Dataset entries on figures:

○ ○ ○

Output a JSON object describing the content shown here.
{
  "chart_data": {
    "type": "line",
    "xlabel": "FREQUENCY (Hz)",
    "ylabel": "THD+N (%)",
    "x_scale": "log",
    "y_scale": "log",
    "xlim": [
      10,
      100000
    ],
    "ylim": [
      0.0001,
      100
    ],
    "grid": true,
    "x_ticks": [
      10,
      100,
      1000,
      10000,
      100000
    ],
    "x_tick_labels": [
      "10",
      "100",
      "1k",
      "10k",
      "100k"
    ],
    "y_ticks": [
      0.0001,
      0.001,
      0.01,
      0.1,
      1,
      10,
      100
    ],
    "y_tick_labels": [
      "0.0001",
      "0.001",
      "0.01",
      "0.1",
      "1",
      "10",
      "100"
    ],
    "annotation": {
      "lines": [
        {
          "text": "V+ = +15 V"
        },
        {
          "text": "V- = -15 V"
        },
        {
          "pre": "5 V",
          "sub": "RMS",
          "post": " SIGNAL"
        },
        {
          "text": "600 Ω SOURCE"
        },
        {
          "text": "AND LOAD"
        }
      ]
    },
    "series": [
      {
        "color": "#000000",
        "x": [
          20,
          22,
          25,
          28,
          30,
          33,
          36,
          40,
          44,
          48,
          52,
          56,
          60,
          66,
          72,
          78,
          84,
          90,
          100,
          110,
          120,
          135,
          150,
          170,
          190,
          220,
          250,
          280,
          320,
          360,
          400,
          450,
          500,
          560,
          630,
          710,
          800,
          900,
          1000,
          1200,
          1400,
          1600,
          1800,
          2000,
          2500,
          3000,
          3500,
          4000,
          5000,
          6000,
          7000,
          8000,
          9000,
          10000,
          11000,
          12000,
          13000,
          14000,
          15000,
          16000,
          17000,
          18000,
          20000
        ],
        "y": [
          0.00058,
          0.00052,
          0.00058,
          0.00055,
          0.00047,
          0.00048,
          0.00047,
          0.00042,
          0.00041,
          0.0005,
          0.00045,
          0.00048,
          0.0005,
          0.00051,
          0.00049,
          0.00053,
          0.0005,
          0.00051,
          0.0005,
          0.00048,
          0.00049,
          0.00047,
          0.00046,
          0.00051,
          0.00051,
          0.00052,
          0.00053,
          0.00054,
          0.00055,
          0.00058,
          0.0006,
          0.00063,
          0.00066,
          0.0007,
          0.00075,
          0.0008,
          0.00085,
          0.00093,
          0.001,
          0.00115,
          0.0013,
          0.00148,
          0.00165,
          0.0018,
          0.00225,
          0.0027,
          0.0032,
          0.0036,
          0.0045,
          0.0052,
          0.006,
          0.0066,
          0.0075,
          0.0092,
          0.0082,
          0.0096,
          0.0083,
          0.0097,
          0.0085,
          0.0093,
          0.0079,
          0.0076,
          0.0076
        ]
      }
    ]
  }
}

○ ○ ○

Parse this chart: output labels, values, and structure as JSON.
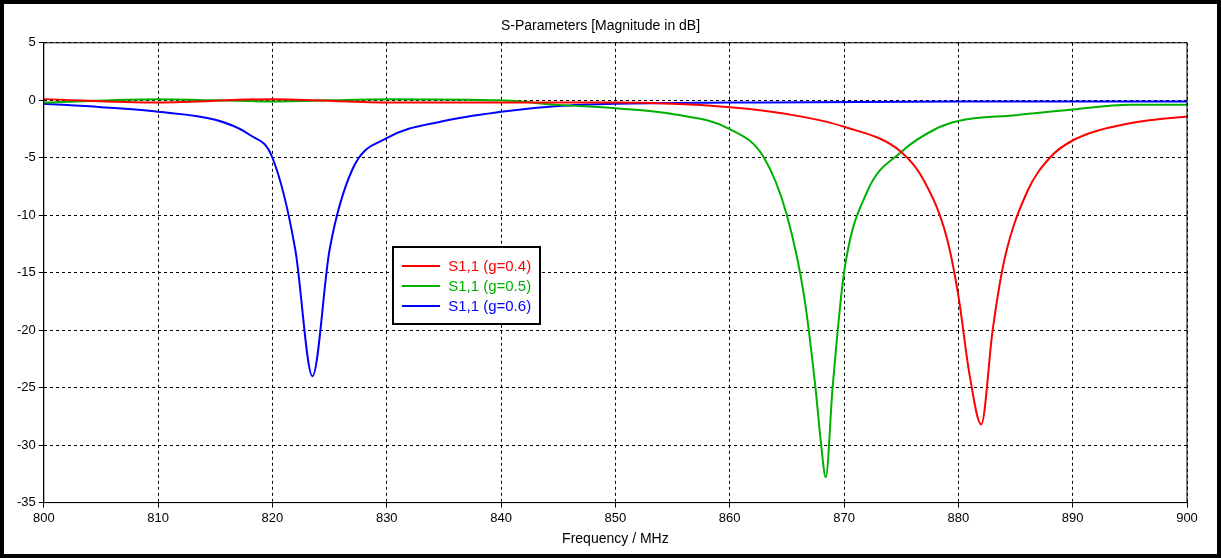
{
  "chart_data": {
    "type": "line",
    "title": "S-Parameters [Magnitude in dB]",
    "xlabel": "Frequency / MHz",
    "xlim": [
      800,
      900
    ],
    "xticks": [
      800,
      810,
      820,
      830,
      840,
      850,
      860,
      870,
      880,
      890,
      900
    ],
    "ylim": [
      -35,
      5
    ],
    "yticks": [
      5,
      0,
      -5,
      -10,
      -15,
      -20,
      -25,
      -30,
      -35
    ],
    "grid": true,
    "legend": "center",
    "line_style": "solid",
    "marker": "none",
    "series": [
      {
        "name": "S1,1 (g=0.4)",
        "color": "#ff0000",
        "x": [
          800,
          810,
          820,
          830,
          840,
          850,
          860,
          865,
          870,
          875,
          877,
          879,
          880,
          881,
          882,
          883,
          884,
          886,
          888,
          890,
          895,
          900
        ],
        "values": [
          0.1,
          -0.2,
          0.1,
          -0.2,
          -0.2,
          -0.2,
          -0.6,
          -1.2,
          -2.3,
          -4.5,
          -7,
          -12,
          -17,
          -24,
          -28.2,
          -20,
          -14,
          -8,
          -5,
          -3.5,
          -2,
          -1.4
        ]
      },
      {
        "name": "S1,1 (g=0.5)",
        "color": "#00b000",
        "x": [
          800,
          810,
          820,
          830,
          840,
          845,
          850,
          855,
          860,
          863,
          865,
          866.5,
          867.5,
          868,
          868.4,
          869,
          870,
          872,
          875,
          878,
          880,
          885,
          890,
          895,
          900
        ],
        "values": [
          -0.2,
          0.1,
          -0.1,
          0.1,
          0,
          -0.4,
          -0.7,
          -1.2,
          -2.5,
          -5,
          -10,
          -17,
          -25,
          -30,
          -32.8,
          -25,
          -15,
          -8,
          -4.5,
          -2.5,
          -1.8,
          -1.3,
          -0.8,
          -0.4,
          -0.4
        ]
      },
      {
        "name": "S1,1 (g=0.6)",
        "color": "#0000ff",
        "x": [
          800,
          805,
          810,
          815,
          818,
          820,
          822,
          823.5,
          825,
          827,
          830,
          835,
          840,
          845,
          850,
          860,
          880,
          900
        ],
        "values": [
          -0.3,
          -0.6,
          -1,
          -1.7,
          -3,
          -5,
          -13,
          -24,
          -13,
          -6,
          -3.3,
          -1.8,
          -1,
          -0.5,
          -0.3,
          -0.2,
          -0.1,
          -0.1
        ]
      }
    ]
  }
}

○ ○ ○

### Objective
Every line that holds the word "JSON" counts once; state the total number of such lines and nothing else.

### Result for this task
2